#### Given request
Count how many lines below contain the word "class", then give that number alone.

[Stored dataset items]
· · · ·

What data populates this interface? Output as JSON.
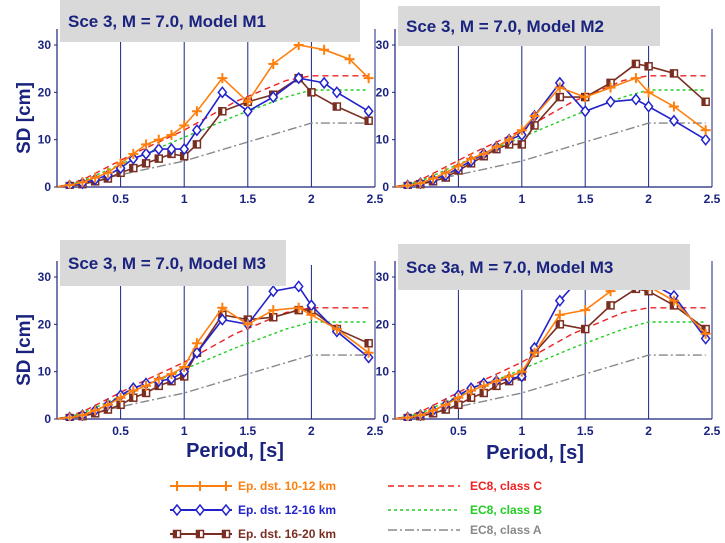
{
  "chart_data": [
    {
      "type": "line",
      "title": "Sce 3, M = 7.0, Model M1",
      "ylabel": "SD [cm]",
      "xlabel": "",
      "xlim": [
        0,
        2.5
      ],
      "ylim": [
        0,
        30
      ],
      "x_ticks": [
        "0.5",
        "1",
        "1.5",
        "2",
        "2.5"
      ],
      "y_ticks": [
        "0",
        "10",
        "20",
        "30"
      ],
      "series": [
        {
          "key": "ep1",
          "x": [
            0,
            0.1,
            0.2,
            0.3,
            0.4,
            0.5,
            0.6,
            0.7,
            0.8,
            0.9,
            1.0,
            1.1,
            1.3,
            1.5,
            1.7,
            1.9,
            2.1,
            2.3,
            2.45
          ],
          "y": [
            0,
            0.4,
            1,
            2,
            3,
            5,
            7,
            9,
            10,
            11,
            13,
            16,
            23,
            18,
            26,
            30,
            29,
            27,
            23
          ]
        },
        {
          "key": "ep2",
          "x": [
            0,
            0.1,
            0.2,
            0.3,
            0.4,
            0.5,
            0.6,
            0.7,
            0.8,
            0.9,
            1.0,
            1.1,
            1.3,
            1.5,
            1.7,
            1.9,
            2.1,
            2.2,
            2.45
          ],
          "y": [
            0,
            0.3,
            0.8,
            1.6,
            2.5,
            4,
            6,
            7,
            8,
            8,
            8,
            12,
            20,
            16,
            19,
            23,
            22,
            20,
            16
          ]
        },
        {
          "key": "ep3",
          "x": [
            0,
            0.1,
            0.2,
            0.3,
            0.4,
            0.5,
            0.6,
            0.7,
            0.8,
            0.9,
            1.0,
            1.1,
            1.3,
            1.5,
            1.7,
            1.9,
            2.0,
            2.2,
            2.45
          ],
          "y": [
            0,
            0.2,
            0.6,
            1.2,
            1.8,
            3,
            4,
            5,
            6,
            7,
            6.5,
            9,
            16,
            18,
            19.5,
            23,
            20,
            17,
            14
          ]
        },
        {
          "key": "c",
          "x": [
            0,
            0.2,
            0.6,
            1.0,
            1.4,
            1.8,
            2.0,
            2.45
          ],
          "y": [
            0,
            1.5,
            7,
            12,
            18,
            22.5,
            23.5,
            23.5
          ]
        },
        {
          "key": "b",
          "x": [
            0,
            0.2,
            0.6,
            1.0,
            1.4,
            1.8,
            2.0,
            2.45
          ],
          "y": [
            0,
            1.2,
            6,
            10.5,
            15,
            19,
            20.5,
            20.5
          ]
        },
        {
          "key": "a",
          "x": [
            0,
            0.4,
            1.0,
            1.5,
            2.0,
            2.45
          ],
          "y": [
            0,
            2,
            5.5,
            9.5,
            13.5,
            13.5
          ]
        }
      ]
    },
    {
      "type": "line",
      "title": "Sce 3, M = 7.0, Model M2",
      "ylabel": "",
      "xlabel": "",
      "xlim": [
        0,
        2.5
      ],
      "ylim": [
        0,
        30
      ],
      "x_ticks": [
        "0.5",
        "1",
        "1.5",
        "2",
        "2.5"
      ],
      "y_ticks": [
        "0",
        "10",
        "20",
        "30"
      ],
      "series": [
        {
          "key": "ep1",
          "x": [
            0,
            0.1,
            0.2,
            0.3,
            0.4,
            0.5,
            0.6,
            0.7,
            0.8,
            0.9,
            1.0,
            1.1,
            1.3,
            1.5,
            1.7,
            1.9,
            2.0,
            2.2,
            2.45
          ],
          "y": [
            0,
            0.3,
            0.8,
            1.8,
            3,
            4.5,
            6,
            7,
            8.5,
            10,
            12,
            15,
            21,
            19,
            21,
            23,
            20,
            17,
            12
          ]
        },
        {
          "key": "ep2",
          "x": [
            0,
            0.1,
            0.2,
            0.3,
            0.4,
            0.5,
            0.6,
            0.7,
            0.8,
            0.9,
            1.0,
            1.1,
            1.3,
            1.5,
            1.7,
            1.9,
            2.0,
            2.2,
            2.45
          ],
          "y": [
            0,
            0.3,
            0.8,
            1.6,
            2.5,
            4,
            5.5,
            7,
            8.5,
            10,
            11,
            15,
            22,
            16,
            18,
            18.5,
            17,
            14,
            10
          ]
        },
        {
          "key": "ep3",
          "x": [
            0,
            0.1,
            0.2,
            0.3,
            0.4,
            0.5,
            0.6,
            0.7,
            0.8,
            0.9,
            1.0,
            1.1,
            1.3,
            1.5,
            1.7,
            1.9,
            2.0,
            2.2,
            2.45
          ],
          "y": [
            0,
            0.2,
            0.6,
            1.2,
            2,
            3.5,
            5,
            6.5,
            8,
            9,
            9,
            13,
            19,
            19,
            22,
            26,
            25.5,
            24,
            18
          ]
        },
        {
          "key": "c",
          "x": [
            0,
            0.2,
            0.6,
            1.0,
            1.4,
            1.8,
            2.0,
            2.45
          ],
          "y": [
            0,
            1.5,
            7,
            12,
            18,
            22.5,
            23.5,
            23.5
          ]
        },
        {
          "key": "b",
          "x": [
            0,
            0.2,
            0.6,
            1.0,
            1.4,
            1.8,
            2.0,
            2.45
          ],
          "y": [
            0,
            1.2,
            6,
            10.5,
            15,
            19,
            20.5,
            20.5
          ]
        },
        {
          "key": "a",
          "x": [
            0,
            0.4,
            1.0,
            1.5,
            2.0,
            2.45
          ],
          "y": [
            0,
            2,
            5.5,
            9.5,
            13.5,
            13.5
          ]
        }
      ]
    },
    {
      "type": "line",
      "title": "Sce 3, M = 7.0, Model M3",
      "ylabel": "SD [cm]",
      "xlabel": "Period, [s]",
      "xlim": [
        0,
        2.5
      ],
      "ylim": [
        0,
        30
      ],
      "x_ticks": [
        "0.5",
        "1",
        "1.5",
        "2",
        "2.5"
      ],
      "y_ticks": [
        "0",
        "10",
        "20",
        "30"
      ],
      "series": [
        {
          "key": "ep1",
          "x": [
            0,
            0.1,
            0.2,
            0.3,
            0.4,
            0.5,
            0.6,
            0.7,
            0.8,
            0.9,
            1.0,
            1.1,
            1.3,
            1.5,
            1.7,
            1.9,
            2.0,
            2.2,
            2.45
          ],
          "y": [
            0,
            0.3,
            0.8,
            1.8,
            3,
            4.5,
            6,
            7,
            8.5,
            9.5,
            11,
            16,
            23.5,
            20,
            23,
            23.5,
            22,
            19,
            14
          ]
        },
        {
          "key": "ep2",
          "x": [
            0,
            0.1,
            0.2,
            0.3,
            0.4,
            0.5,
            0.6,
            0.7,
            0.8,
            0.9,
            1.0,
            1.1,
            1.3,
            1.5,
            1.7,
            1.9,
            2.0,
            2.2,
            2.45
          ],
          "y": [
            0,
            0.3,
            0.8,
            1.8,
            3,
            5,
            6.5,
            7.5,
            8,
            8.5,
            10,
            14,
            21,
            20,
            27,
            28,
            24,
            18.5,
            13
          ]
        },
        {
          "key": "ep3",
          "x": [
            0,
            0.1,
            0.2,
            0.3,
            0.4,
            0.5,
            0.6,
            0.7,
            0.8,
            0.9,
            1.0,
            1.1,
            1.3,
            1.5,
            1.7,
            1.9,
            2.0,
            2.2,
            2.45
          ],
          "y": [
            0,
            0.2,
            0.6,
            1.2,
            2,
            3,
            4.5,
            5.5,
            7,
            8,
            9,
            14,
            22,
            21,
            21.5,
            23,
            23,
            19,
            16
          ]
        },
        {
          "key": "c",
          "x": [
            0,
            0.2,
            0.6,
            1.0,
            1.4,
            1.8,
            2.0,
            2.45
          ],
          "y": [
            0,
            1.5,
            7,
            12,
            18,
            22.5,
            23.5,
            23.5
          ]
        },
        {
          "key": "b",
          "x": [
            0,
            0.2,
            0.6,
            1.0,
            1.4,
            1.8,
            2.0,
            2.45
          ],
          "y": [
            0,
            1.2,
            6,
            10.5,
            15,
            19,
            20.5,
            20.5
          ]
        },
        {
          "key": "a",
          "x": [
            0,
            0.4,
            1.0,
            1.5,
            2.0,
            2.45
          ],
          "y": [
            0,
            2,
            5.5,
            9.5,
            13.5,
            13.5
          ]
        }
      ]
    },
    {
      "type": "line",
      "title": "Sce 3a, M = 7.0, Model M3",
      "ylabel": "",
      "xlabel": "Period, [s]",
      "xlim": [
        0,
        2.5
      ],
      "ylim": [
        0,
        30
      ],
      "x_ticks": [
        "0.5",
        "1",
        "1.5",
        "2",
        "2.5"
      ],
      "y_ticks": [
        "0",
        "10",
        "20",
        "30"
      ],
      "series": [
        {
          "key": "ep1",
          "x": [
            0,
            0.1,
            0.2,
            0.3,
            0.4,
            0.5,
            0.6,
            0.7,
            0.8,
            0.9,
            1.0,
            1.1,
            1.3,
            1.5,
            1.7,
            1.9,
            2.0,
            2.2,
            2.45
          ],
          "y": [
            0,
            0.3,
            0.8,
            1.8,
            3,
            4.5,
            6,
            7,
            8,
            9,
            10,
            14,
            22,
            23,
            27,
            30,
            28,
            25,
            18
          ]
        },
        {
          "key": "ep2",
          "x": [
            0,
            0.1,
            0.2,
            0.3,
            0.4,
            0.5,
            0.6,
            0.7,
            0.8,
            0.9,
            1.0,
            1.1,
            1.3,
            1.5,
            1.7,
            1.85,
            2.0,
            2.2,
            2.45
          ],
          "y": [
            0,
            0.3,
            0.8,
            1.8,
            3,
            5,
            6.5,
            7.5,
            8,
            8.5,
            9,
            15,
            25,
            31,
            28,
            32,
            29,
            26,
            17
          ]
        },
        {
          "key": "ep3",
          "x": [
            0,
            0.1,
            0.2,
            0.3,
            0.4,
            0.5,
            0.6,
            0.7,
            0.8,
            0.9,
            1.0,
            1.1,
            1.3,
            1.5,
            1.7,
            1.9,
            2.0,
            2.2,
            2.45
          ],
          "y": [
            0,
            0.2,
            0.6,
            1.2,
            2,
            3,
            4.5,
            5.5,
            7,
            8,
            9,
            14,
            20,
            19,
            24,
            27.5,
            27,
            24,
            19
          ]
        },
        {
          "key": "c",
          "x": [
            0,
            0.2,
            0.6,
            1.0,
            1.4,
            1.8,
            2.0,
            2.45
          ],
          "y": [
            0,
            1.5,
            7,
            12,
            18,
            22.5,
            23.5,
            23.5
          ]
        },
        {
          "key": "b",
          "x": [
            0,
            0.2,
            0.6,
            1.0,
            1.4,
            1.8,
            2.0,
            2.45
          ],
          "y": [
            0,
            1.2,
            6,
            10.5,
            15,
            19,
            20.5,
            20.5
          ]
        },
        {
          "key": "a",
          "x": [
            0,
            0.4,
            1.0,
            1.5,
            2.0,
            2.45
          ],
          "y": [
            0,
            2,
            5.5,
            9.5,
            13.5,
            13.5
          ]
        }
      ]
    }
  ],
  "legend": [
    {
      "key": "ep1",
      "label": "Ep. dst. 10-12 km",
      "color": "#ff7f0e",
      "marker": "plus"
    },
    {
      "key": "ep2",
      "label": "Ep. dst. 12-16 km",
      "color": "#2222cc",
      "marker": "diamond"
    },
    {
      "key": "ep3",
      "label": "Ep. dst. 16-20 km",
      "color": "#7a2e22",
      "marker": "square"
    },
    {
      "key": "c",
      "label": "EC8, class C",
      "color": "#ee2222",
      "label_color": "#ee2222",
      "dash": "6,4"
    },
    {
      "key": "b",
      "label": "EC8, class B",
      "color": "#22cc22",
      "label_color": "#22cc22",
      "dash": "3,3"
    },
    {
      "key": "a",
      "label": "EC8, class A",
      "color": "#888888",
      "label_color": "#888888",
      "dash": "9,3,2,3"
    }
  ],
  "colors": {
    "axis": "#1a237e",
    "title_box": "#d9d9d9",
    "grid": "#1a237e"
  }
}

· · · ·

#### Worked answer
3